» **GIVEN TASK**
Pull every line of the entries that has the word "sont".

» **RECORD EXTRACTS**
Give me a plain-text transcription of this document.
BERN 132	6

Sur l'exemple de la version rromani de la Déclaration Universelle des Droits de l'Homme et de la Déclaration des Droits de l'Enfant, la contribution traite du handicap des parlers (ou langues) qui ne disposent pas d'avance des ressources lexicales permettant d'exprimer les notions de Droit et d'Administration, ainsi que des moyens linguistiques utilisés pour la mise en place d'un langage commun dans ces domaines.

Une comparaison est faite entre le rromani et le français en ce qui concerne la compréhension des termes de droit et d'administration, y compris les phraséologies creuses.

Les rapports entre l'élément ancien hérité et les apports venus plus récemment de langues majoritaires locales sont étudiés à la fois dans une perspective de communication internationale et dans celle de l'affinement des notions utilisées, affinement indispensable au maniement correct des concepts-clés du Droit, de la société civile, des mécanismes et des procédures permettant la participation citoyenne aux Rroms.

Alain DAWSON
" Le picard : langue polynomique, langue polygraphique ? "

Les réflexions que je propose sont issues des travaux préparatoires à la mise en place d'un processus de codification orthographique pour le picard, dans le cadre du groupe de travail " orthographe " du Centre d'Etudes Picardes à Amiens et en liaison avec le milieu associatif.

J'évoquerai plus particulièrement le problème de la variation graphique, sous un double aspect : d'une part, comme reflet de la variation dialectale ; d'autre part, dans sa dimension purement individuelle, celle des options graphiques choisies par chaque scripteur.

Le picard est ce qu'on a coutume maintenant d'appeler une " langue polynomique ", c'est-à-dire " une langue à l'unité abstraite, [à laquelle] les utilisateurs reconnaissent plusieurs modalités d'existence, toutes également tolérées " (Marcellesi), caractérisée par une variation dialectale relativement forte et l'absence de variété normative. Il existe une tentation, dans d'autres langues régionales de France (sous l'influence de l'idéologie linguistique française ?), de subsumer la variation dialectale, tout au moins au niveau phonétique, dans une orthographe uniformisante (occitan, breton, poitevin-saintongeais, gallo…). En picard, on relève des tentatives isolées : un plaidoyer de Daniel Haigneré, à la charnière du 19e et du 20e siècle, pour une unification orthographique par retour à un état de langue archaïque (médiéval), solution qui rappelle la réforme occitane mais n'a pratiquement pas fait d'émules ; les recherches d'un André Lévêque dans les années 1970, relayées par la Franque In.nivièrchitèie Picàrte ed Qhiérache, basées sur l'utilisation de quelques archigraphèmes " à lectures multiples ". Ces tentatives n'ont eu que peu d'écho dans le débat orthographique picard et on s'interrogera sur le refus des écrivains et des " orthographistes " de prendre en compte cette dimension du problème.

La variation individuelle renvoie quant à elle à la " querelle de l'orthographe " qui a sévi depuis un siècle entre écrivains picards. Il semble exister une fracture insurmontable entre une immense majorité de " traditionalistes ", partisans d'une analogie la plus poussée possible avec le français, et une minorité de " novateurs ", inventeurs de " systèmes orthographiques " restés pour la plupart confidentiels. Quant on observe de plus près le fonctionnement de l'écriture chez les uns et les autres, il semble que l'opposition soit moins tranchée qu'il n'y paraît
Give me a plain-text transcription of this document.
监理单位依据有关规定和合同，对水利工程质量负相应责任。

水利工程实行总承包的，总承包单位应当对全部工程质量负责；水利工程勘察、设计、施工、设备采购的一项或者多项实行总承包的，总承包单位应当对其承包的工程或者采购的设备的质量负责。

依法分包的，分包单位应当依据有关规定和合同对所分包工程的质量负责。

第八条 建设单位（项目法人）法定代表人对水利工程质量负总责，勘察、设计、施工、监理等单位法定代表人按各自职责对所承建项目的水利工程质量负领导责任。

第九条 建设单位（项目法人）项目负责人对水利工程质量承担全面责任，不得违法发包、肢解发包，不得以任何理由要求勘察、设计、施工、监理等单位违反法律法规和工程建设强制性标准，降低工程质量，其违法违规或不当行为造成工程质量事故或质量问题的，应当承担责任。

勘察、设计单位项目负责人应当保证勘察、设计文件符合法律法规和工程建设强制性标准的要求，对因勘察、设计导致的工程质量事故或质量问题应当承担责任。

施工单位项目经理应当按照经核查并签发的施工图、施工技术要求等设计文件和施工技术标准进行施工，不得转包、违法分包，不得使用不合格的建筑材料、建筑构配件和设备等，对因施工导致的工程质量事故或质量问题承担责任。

» **EXERCISE RESPONSE**
Les rapports entre l'élément ancien hérité et les apports venus plus récemment de langues majoritaires locales sont étudiés à la fois dans une perspective de communication internationale et dans celle de l'affinement des notions utilisées, affinement indispensable au maniement correct des concepts-clés du Droit, de la société civile, des mécanismes et des procédures permettant la participation citoyenne aux Rroms.
Les réflexions que je propose sont issues des travaux préparatoires à la mise en place d'un processus de codification orthographique pour le picard, dans le cadre du groupe de travail " orthographe " du Centre d'Etudes Picardes à Amiens et en liaison avec le milieu associatif.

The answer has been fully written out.